▶ [THE EXERCISE]: Set out each line from the following listing that includes the word "pages".

Data items:
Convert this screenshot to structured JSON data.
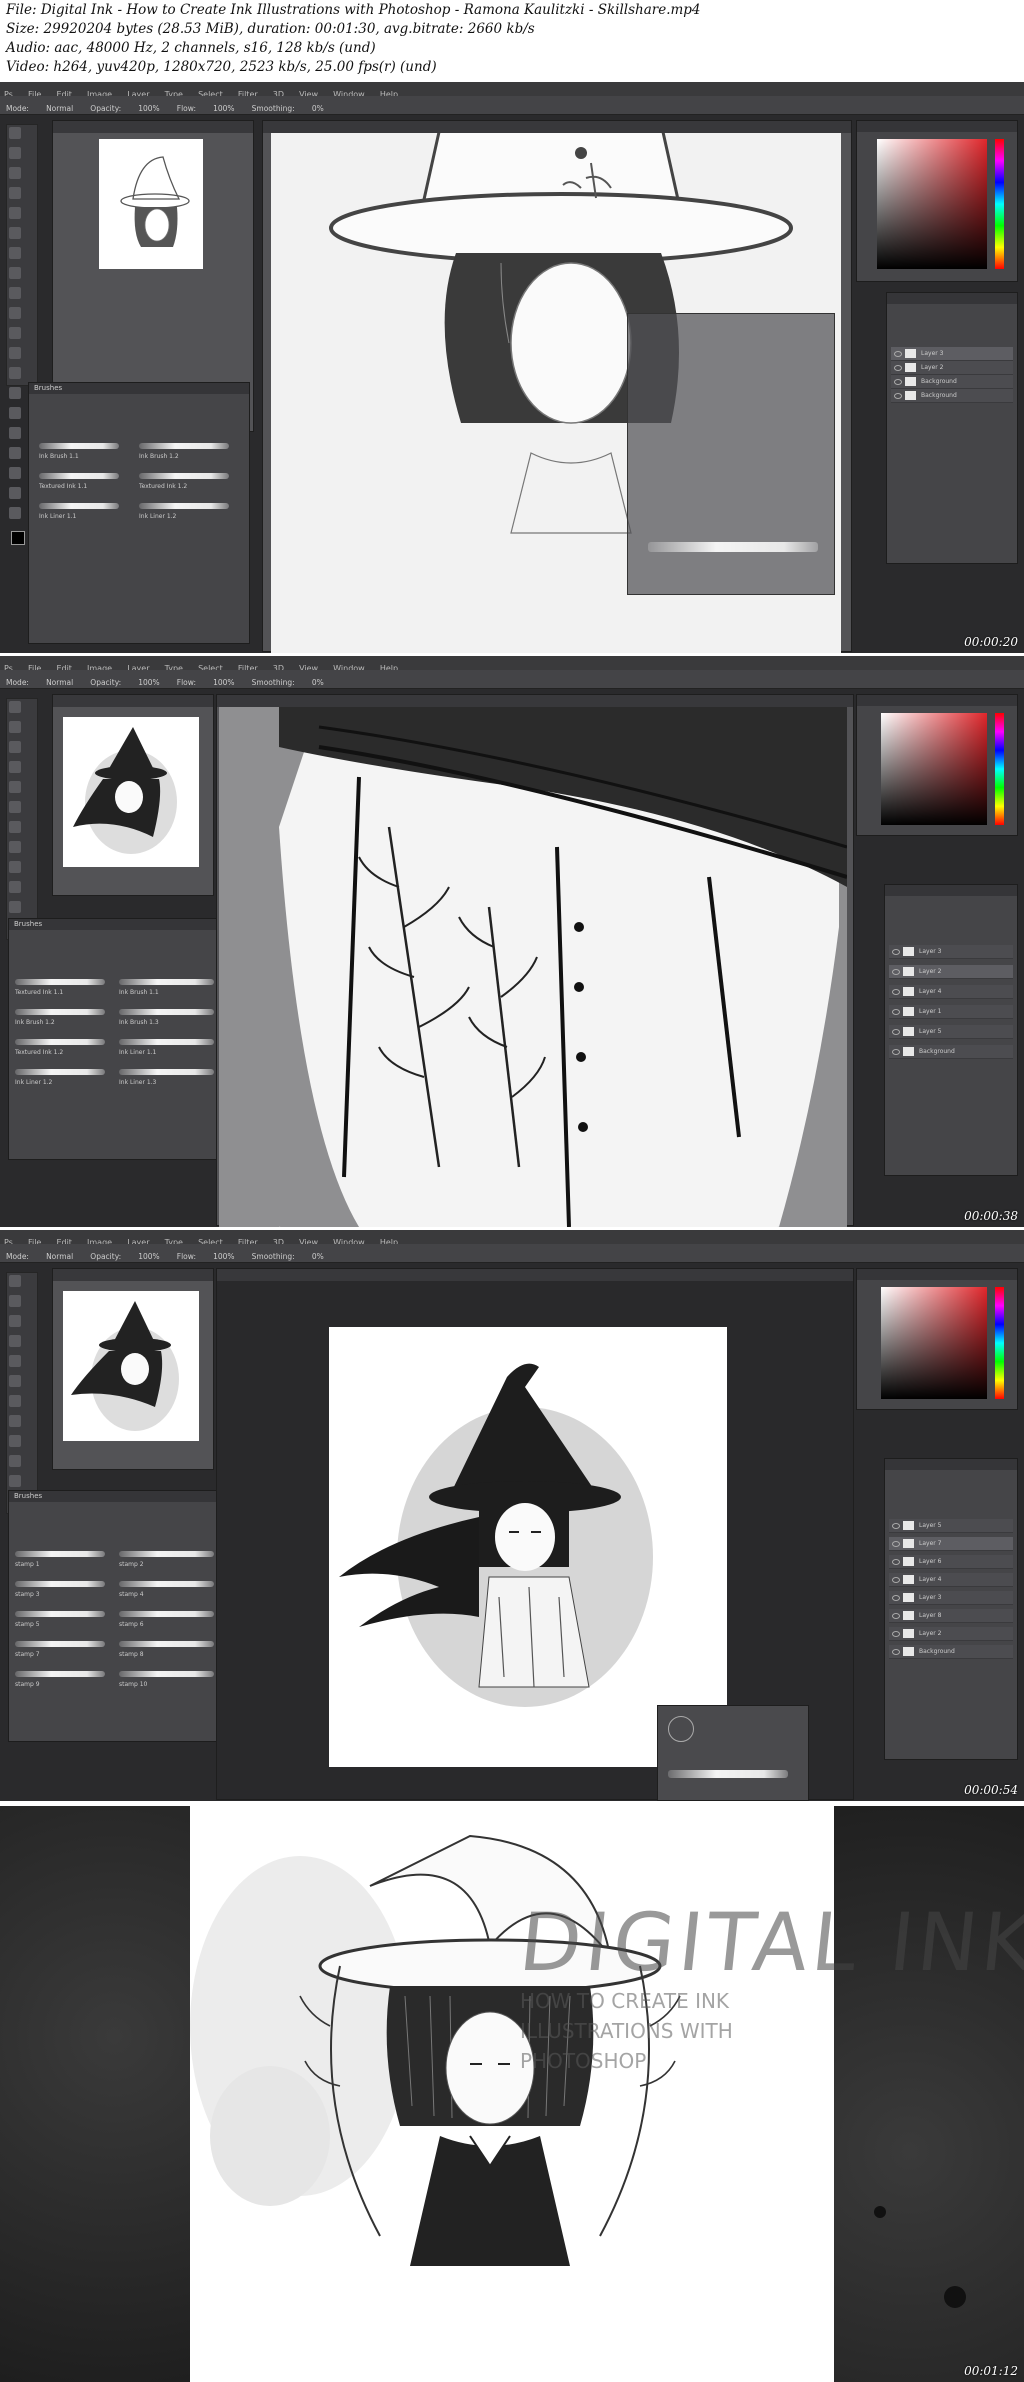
{
  "header": {
    "file_line": "File: Digital Ink - How to Create Ink Illustrations with Photoshop - Ramona Kaulitzki - Skillshare.mp4",
    "size_line": "Size: 29920204 bytes (28.53 MiB), duration: 00:01:30, avg.bitrate: 2660 kb/s",
    "audio_line": "Audio: aac, 48000 Hz, 2 channels, s16, 128 kb/s (und)",
    "video_line": "Video: h264, yuv420p, 1280x720, 2523 kb/s, 25.00 fps(r) (und)"
  },
  "frames": [
    {
      "timestamp": "00:00:20",
      "menu": [
        "Ps",
        "File",
        "Edit",
        "Image",
        "Layer",
        "Type",
        "Select",
        "Filter",
        "3D",
        "View",
        "Window",
        "Help"
      ],
      "options": [
        "Mode:",
        "Normal",
        "Opacity:",
        "100%",
        "Flow:",
        "100%",
        "Smoothing:",
        "0%"
      ],
      "nav_tab": "",
      "doc_tab": "",
      "brush_panel_title": "Brushes",
      "brushes": [
        "Ink Brush 1.1",
        "Ink Brush 1.2",
        "Textured Ink 1.1",
        "Textured Ink 1.2",
        "Ink Liner 1.1",
        "Ink Liner 1.2"
      ],
      "layers": [
        "Layer 3",
        "Layer 2",
        "Background",
        "Background"
      ],
      "colors": {
        "fg": "#000000",
        "bg": "#ffffff"
      }
    },
    {
      "timestamp": "00:00:38",
      "menu": [
        "Ps",
        "File",
        "Edit",
        "Image",
        "Layer",
        "Type",
        "Select",
        "Filter",
        "3D",
        "View",
        "Window",
        "Help"
      ],
      "options": [
        "Mode:",
        "Normal",
        "Opacity:",
        "100%",
        "Flow:",
        "100%",
        "Smoothing:",
        "0%"
      ],
      "nav_tab": "",
      "doc_tab": "",
      "brush_panel_title": "Brushes",
      "brushes": [
        "Textured Ink 1.1",
        "Ink Brush 1.1",
        "Ink Brush 1.2",
        "Ink Brush 1.3",
        "Textured Ink 1.2",
        "Ink Liner 1.1",
        "Ink Liner 1.2",
        "Ink Liner 1.3"
      ],
      "layers": [
        "Layer 3",
        "Layer 2",
        "Layer 4",
        "Layer 1",
        "Layer 5",
        "Background"
      ],
      "colors": {
        "fg": "#111111",
        "bg": "#ffffff"
      }
    },
    {
      "timestamp": "00:00:54",
      "menu": [
        "Ps",
        "File",
        "Edit",
        "Image",
        "Layer",
        "Type",
        "Select",
        "Filter",
        "3D",
        "View",
        "Window",
        "Help"
      ],
      "options": [
        "Mode:",
        "Normal",
        "Opacity:",
        "100%",
        "Flow:",
        "100%",
        "Smoothing:",
        "0%"
      ],
      "nav_tab": "",
      "doc_tab": "",
      "brush_panel_title": "Brushes",
      "brushes": [
        "stamp 1",
        "stamp 2",
        "stamp 3",
        "stamp 4",
        "stamp 5",
        "stamp 6",
        "stamp 7",
        "stamp 8",
        "stamp 9",
        "stamp 10"
      ],
      "layers": [
        "Layer 5",
        "Layer 7",
        "Layer 6",
        "Layer 4",
        "Layer 3",
        "Layer 8",
        "Layer 2",
        "Background"
      ],
      "colors": {
        "fg": "#ffffff",
        "bg": "#000000"
      }
    },
    {
      "timestamp": "00:01:12",
      "title_art": "DIGITAL INK",
      "subtitle_art": "HOW TO CREATE INK ILLUSTRATIONS WITH PHOTOSHOP"
    }
  ]
}
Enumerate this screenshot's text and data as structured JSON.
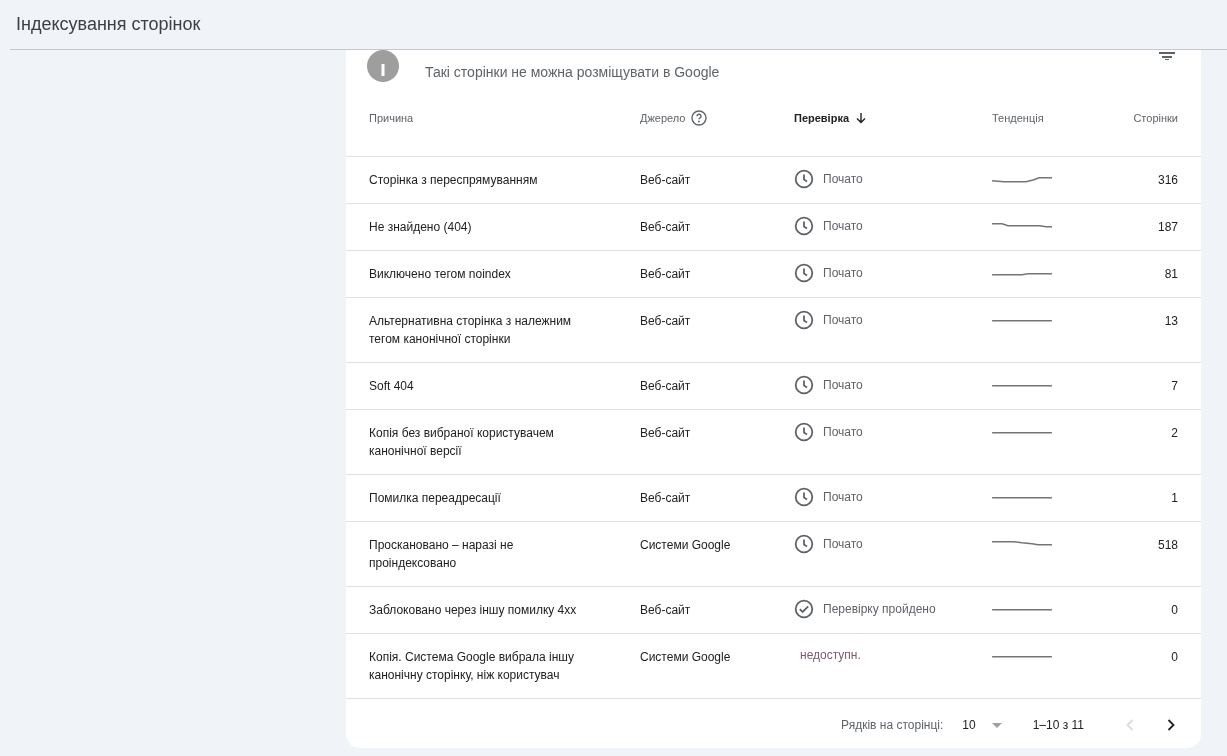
{
  "header": {
    "title": "Індексування сторінок"
  },
  "card": {
    "subtitle": "Такі сторінки не можна розміщувати в Google"
  },
  "table": {
    "columns": [
      {
        "label": "Причина",
        "sorted": false,
        "help": false
      },
      {
        "label": "Джерело",
        "sorted": false,
        "help": true
      },
      {
        "label": "Перевірка",
        "sorted": true,
        "help": false
      },
      {
        "label": "Тенденція",
        "sorted": false,
        "help": false
      },
      {
        "label": "Сторінки",
        "sorted": false,
        "help": false
      }
    ],
    "rows": [
      {
        "reason": "Сторінка з переспрямуванням",
        "source": "Веб-сайт",
        "status": {
          "kind": "started",
          "label": "Почато"
        },
        "pages": "316"
      },
      {
        "reason": "Не знайдено (404)",
        "source": "Веб-сайт",
        "status": {
          "kind": "started",
          "label": "Почато"
        },
        "pages": "187"
      },
      {
        "reason": "Виключено тегом noindex",
        "source": "Веб-сайт",
        "status": {
          "kind": "started",
          "label": "Почато"
        },
        "pages": "81"
      },
      {
        "reason": "Альтернативна сторінка з належним тегом канонічної сторінки",
        "source": "Веб-сайт",
        "status": {
          "kind": "started",
          "label": "Почато"
        },
        "pages": "13"
      },
      {
        "reason": "Soft 404",
        "source": "Веб-сайт",
        "status": {
          "kind": "started",
          "label": "Почато"
        },
        "pages": "7"
      },
      {
        "reason": "Копія без вибраної користувачем канонічної версії",
        "source": "Веб-сайт",
        "status": {
          "kind": "started",
          "label": "Почато"
        },
        "pages": "2"
      },
      {
        "reason": "Помилка переадресації",
        "source": "Веб-сайт",
        "status": {
          "kind": "started",
          "label": "Почато"
        },
        "pages": "1"
      },
      {
        "reason": "Проскановано – наразі не проіндексовано",
        "source": "Системи Google",
        "status": {
          "kind": "started",
          "label": "Почато"
        },
        "pages": "518"
      },
      {
        "reason": "Заблоковано через іншу помилку 4xx",
        "source": "Веб-сайт",
        "status": {
          "kind": "passed",
          "label": "Перевірку пройдено"
        },
        "pages": "0"
      },
      {
        "reason": "Копія. Система Google вибрала іншу канонічну сторінку, ніж користувач",
        "source": "Системи Google",
        "status": {
          "kind": "unavailable",
          "label": "недоступн."
        },
        "pages": "0"
      }
    ]
  },
  "pagination": {
    "rows_label": "Рядків на сторінці:",
    "rows_value": "10",
    "range": "1–10 з 11",
    "prev_disabled": true,
    "next_disabled": false
  }
}
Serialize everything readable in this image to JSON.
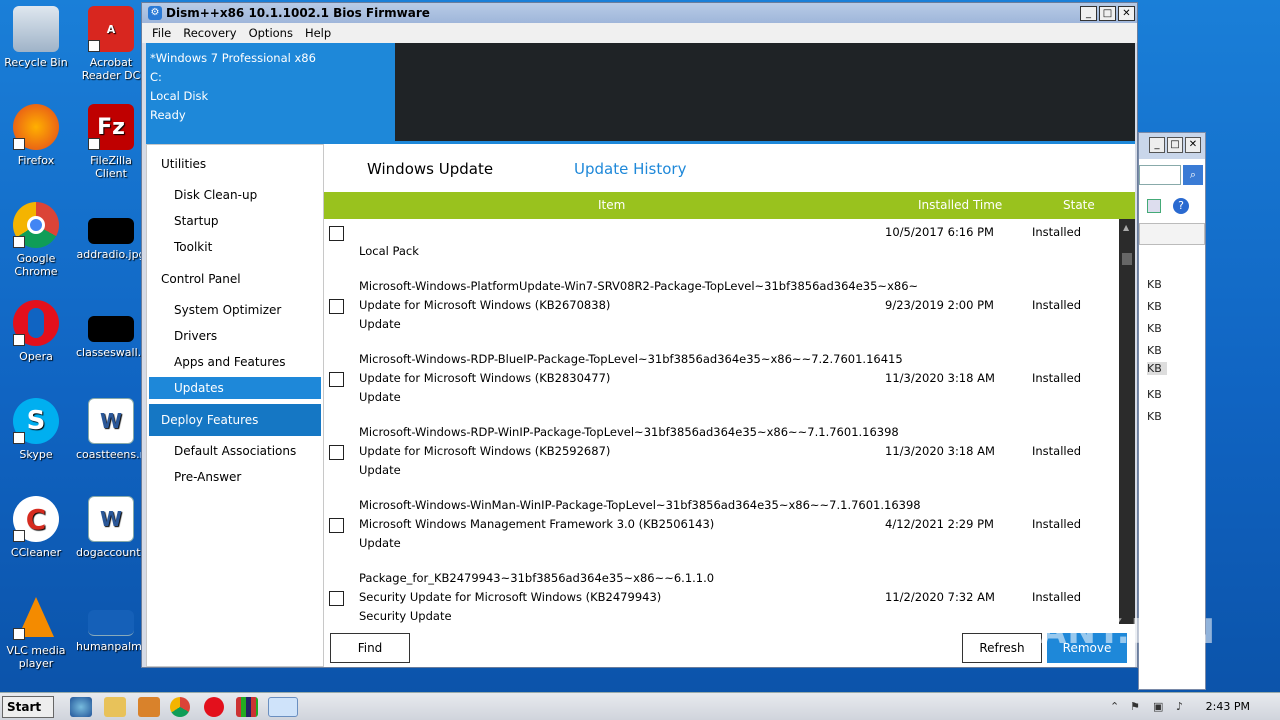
{
  "desktop": {
    "icons": [
      {
        "label": "Recycle Bin"
      },
      {
        "label": "Acrobat Reader DC"
      },
      {
        "label": "Firefox"
      },
      {
        "label": "FileZilla Client"
      },
      {
        "label": "Google Chrome"
      },
      {
        "label": "addradio.jpg"
      },
      {
        "label": "Opera"
      },
      {
        "label": "classeswall.jpg"
      },
      {
        "label": "Skype"
      },
      {
        "label": "coastteens.rtf"
      },
      {
        "label": "CCleaner"
      },
      {
        "label": "dogaccounti..."
      },
      {
        "label": "VLC media player"
      },
      {
        "label": "humanpalm..."
      }
    ]
  },
  "window": {
    "title": "Dism++x86 10.1.1002.1 Bios Firmware",
    "menu": [
      "File",
      "Recovery",
      "Options",
      "Help"
    ],
    "info": {
      "os": "*Windows 7 Professional x86",
      "drive": "C:",
      "disk": "Local Disk",
      "status": "Ready"
    }
  },
  "sidebar": {
    "utilities": "Utilities",
    "utilities_items": [
      "Disk Clean-up",
      "Startup",
      "Toolkit"
    ],
    "control_panel": "Control Panel",
    "control_items": [
      "System Optimizer",
      "Drivers",
      "Apps and Features",
      "Updates"
    ],
    "deploy": "Deploy Features",
    "deploy_items": [
      "Default Associations",
      "Pre-Answer"
    ]
  },
  "main": {
    "tabs": [
      "Windows Update",
      "Update History"
    ],
    "columns": {
      "item": "Item",
      "installed": "Installed Time",
      "state": "State"
    },
    "rows": [
      {
        "line1": "",
        "line2": "Local Pack",
        "line3": "",
        "time": "10/5/2017 6:16 PM",
        "state": "Installed"
      },
      {
        "line1": "Microsoft-Windows-PlatformUpdate-Win7-SRV08R2-Package-TopLevel~31bf3856ad364e35~x86~",
        "line2": "Update for Microsoft Windows (KB2670838)",
        "line3": "Update",
        "time": "9/23/2019 2:00 PM",
        "state": "Installed"
      },
      {
        "line1": "Microsoft-Windows-RDP-BlueIP-Package-TopLevel~31bf3856ad364e35~x86~~7.2.7601.16415",
        "line2": "Update for Microsoft Windows (KB2830477)",
        "line3": "Update",
        "time": "11/3/2020 3:18 AM",
        "state": "Installed"
      },
      {
        "line1": "Microsoft-Windows-RDP-WinIP-Package-TopLevel~31bf3856ad364e35~x86~~7.1.7601.16398",
        "line2": "Update for Microsoft Windows (KB2592687)",
        "line3": "Update",
        "time": "11/3/2020 3:18 AM",
        "state": "Installed"
      },
      {
        "line1": "Microsoft-Windows-WinMan-WinIP-Package-TopLevel~31bf3856ad364e35~x86~~7.1.7601.16398",
        "line2": "Microsoft Windows Management Framework 3.0 (KB2506143)",
        "line3": "Update",
        "time": "4/12/2021 2:29 PM",
        "state": "Installed"
      },
      {
        "line1": "Package_for_KB2479943~31bf3856ad364e35~x86~~6.1.1.0",
        "line2": "Security Update for Microsoft Windows (KB2479943)",
        "line3": "Security Update",
        "time": "11/2/2020 7:32 AM",
        "state": "Installed"
      }
    ],
    "buttons": {
      "find": "Find",
      "refresh": "Refresh",
      "remove": "Remove"
    }
  },
  "bg_window": {
    "sizes": [
      "KB",
      "KB",
      "KB",
      "KB",
      "KB",
      "KB",
      "KB"
    ]
  },
  "taskbar": {
    "start": "Start",
    "clock": "2:43 PM"
  },
  "watermark": "ANY.RUN"
}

▶ [WRITTEN SOLUTION]:
        "pages": "316"
        "pages": "187"
        "pages": "81"
        "pages": "13"
        "pages": "7"
        "pages": "2"
        "pages": "1"
        "pages": "518"
        "pages": "0"
        "pages": "0"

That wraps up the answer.